#### EXERCISE INSTRUCTIONS
All of the data should be repeated exactly; pictures are not part of the copy.

----

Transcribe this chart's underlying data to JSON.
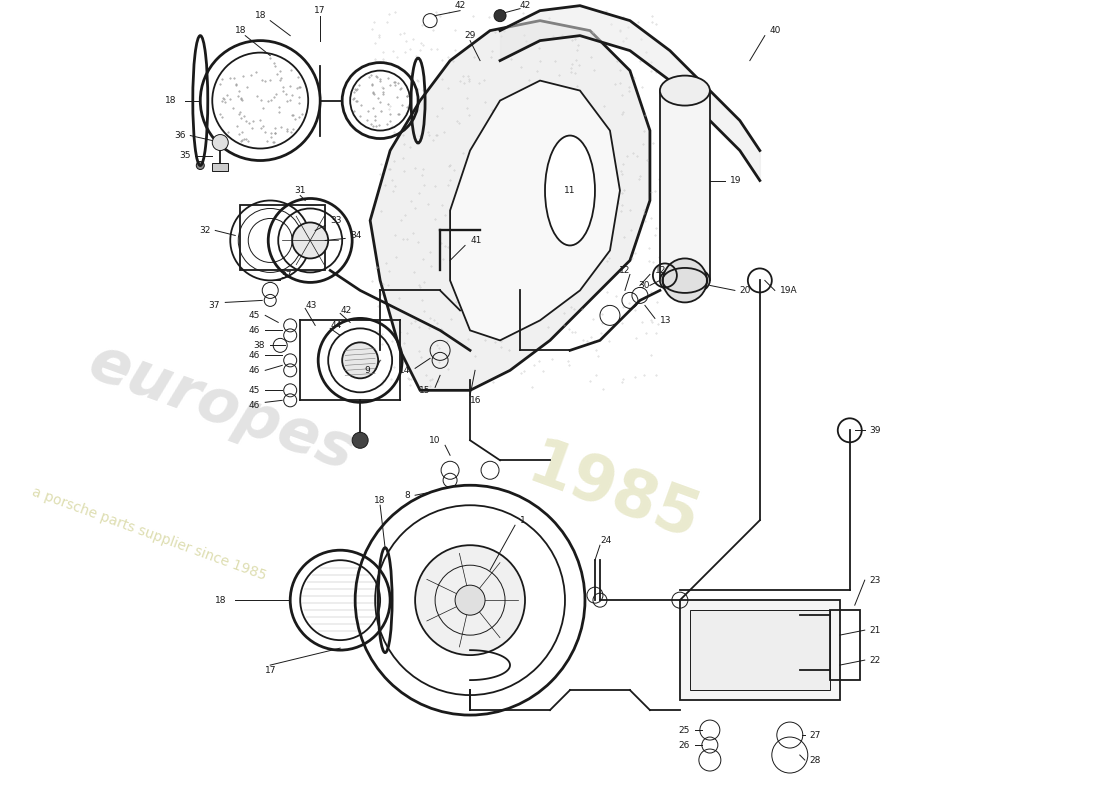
{
  "bg_color": "#ffffff",
  "line_color": "#1a1a1a",
  "lw_main": 1.3,
  "lw_thin": 0.7,
  "lw_thick": 2.0,
  "label_fontsize": 6.5,
  "fig_width": 11.0,
  "fig_height": 8.0,
  "dpi": 100,
  "xlim": [
    0,
    110
  ],
  "ylim": [
    0,
    80
  ]
}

----

#### EXPECTED ANSWER
Transcribe this chart's underlying data to JSON.
{
  "bg_color": "#ffffff",
  "line_color": "#1a1a1a",
  "lw_main": 1.3,
  "lw_thin": 0.7,
  "lw_thick": 2.0,
  "label_fontsize": 6.5,
  "fig_width": 11.0,
  "fig_height": 8.0,
  "dpi": 100,
  "xlim": [
    0,
    110
  ],
  "ylim": [
    0,
    80
  ]
}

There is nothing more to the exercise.